# What to do
Copy every record below, exactly as written.

# Records from a data collection
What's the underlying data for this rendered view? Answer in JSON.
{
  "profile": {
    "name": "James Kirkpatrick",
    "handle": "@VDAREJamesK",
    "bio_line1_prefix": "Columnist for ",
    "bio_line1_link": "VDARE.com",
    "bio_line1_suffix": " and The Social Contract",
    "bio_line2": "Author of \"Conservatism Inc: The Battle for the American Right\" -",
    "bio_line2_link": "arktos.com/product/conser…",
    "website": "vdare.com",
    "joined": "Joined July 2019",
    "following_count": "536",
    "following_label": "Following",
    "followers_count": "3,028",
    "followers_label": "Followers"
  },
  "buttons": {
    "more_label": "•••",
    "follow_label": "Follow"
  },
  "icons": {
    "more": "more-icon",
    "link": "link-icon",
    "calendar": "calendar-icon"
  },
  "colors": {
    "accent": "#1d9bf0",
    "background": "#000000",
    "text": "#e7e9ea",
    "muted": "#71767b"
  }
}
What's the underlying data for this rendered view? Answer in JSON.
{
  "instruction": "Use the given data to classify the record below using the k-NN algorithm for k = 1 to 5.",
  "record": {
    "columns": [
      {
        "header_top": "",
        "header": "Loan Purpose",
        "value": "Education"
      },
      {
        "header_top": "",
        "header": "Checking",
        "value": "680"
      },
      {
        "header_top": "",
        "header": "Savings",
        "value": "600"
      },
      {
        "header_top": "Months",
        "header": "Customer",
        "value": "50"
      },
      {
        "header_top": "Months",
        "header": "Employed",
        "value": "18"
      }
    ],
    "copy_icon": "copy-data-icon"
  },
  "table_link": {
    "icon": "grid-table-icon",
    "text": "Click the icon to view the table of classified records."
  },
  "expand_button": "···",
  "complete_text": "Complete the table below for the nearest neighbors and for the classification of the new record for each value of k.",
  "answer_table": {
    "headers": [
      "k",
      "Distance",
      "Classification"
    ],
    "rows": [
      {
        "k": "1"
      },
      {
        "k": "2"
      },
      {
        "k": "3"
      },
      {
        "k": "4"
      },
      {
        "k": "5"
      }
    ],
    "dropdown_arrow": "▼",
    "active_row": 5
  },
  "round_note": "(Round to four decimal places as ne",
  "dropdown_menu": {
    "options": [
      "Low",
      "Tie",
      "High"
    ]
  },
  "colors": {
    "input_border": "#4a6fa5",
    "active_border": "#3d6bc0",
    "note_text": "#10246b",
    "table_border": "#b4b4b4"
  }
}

# Result of the exercise
What's the underlying data for this rendered view? Answer in JSON.
{
  "profile": {
    "name": "James Kirkpatrick",
    "handle": "@VDAREJamesK",
    "bio_line1_prefix": "Columnist for ",
    "bio_line1_link": "VDARE.com",
    "bio_line1_suffix": " and The Social Contract",
    "bio_line2": "Author of \"Conservatism Inc: The Battle for the American Right\" -",
    "bio_line2_link": "arktos.com/product/conser…",
    "website": "vdare.com",
    "joined": "Joined July 2019",
    "following_count": "536",
    "following_label": "Following",
    "followers_count": "3,028",
    "followers_label": "Followers"
  },
  "buttons": {
    "more_label": "•••",
    "follow_label": "Follow"
  },
  "icons": {
    "more": "more-icon",
    "link": "link-icon",
    "calendar": "calendar-icon"
  },
  "colors": {
    "accent": "#1d9bf0",
    "background": "#000000",
    "text": "#e7e9ea",
    "muted": "#71767b"
  }
}
What's the underlying data for this rendered view? Answer in JSON.
{
  "instruction": "Use the given data to classify the record below using the k-NN algorithm for k = 1 to 5.",
  "record": {
    "columns": [
      {
        "header_top": "",
        "header": "Loan Purpose",
        "value": "Education"
      },
      {
        "header_top": "",
        "header": "Checking",
        "value": "680"
      },
      {
        "header_top": "",
        "header": "Savings",
        "value": "600"
      },
      {
        "header_top": "Months",
        "header": "Customer",
        "value": "50"
      },
      {
        "header_top": "Months",
        "header": "Employed",
        "value": "18"
      }
    ],
    "copy_icon": "copy-data-icon"
  },
  "table_link": {
    "icon": "grid-table-icon",
    "text": "Click the icon to view the table of classified records."
  },
  "expand_button": "···",
  "complete_text": "Complete the table below for the nearest neighbors and for the classification of the new record for each value of k.",
  "answer_table": {
    "headers": [
      "k",
      "Distance",
      "Classification"
    ],
    "rows": [
      {
        "k": "1"
      },
      {
        "k": "2"
      },
      {
        "k": "3"
      },
      {
        "k": "4"
      },
      {
        "k": "5"
      }
    ],
    "dropdown_arrow": "▼",
    "active_row": 5
  },
  "round_note": "(Round to four decimal places as ne",
  "dropdown_menu": {
    "options": [
      "Low",
      "Tie",
      "High"
    ]
  },
  "colors": {
    "input_border": "#4a6fa5",
    "active_border": "#3d6bc0",
    "note_text": "#10246b",
    "table_border": "#b4b4b4"
  }
}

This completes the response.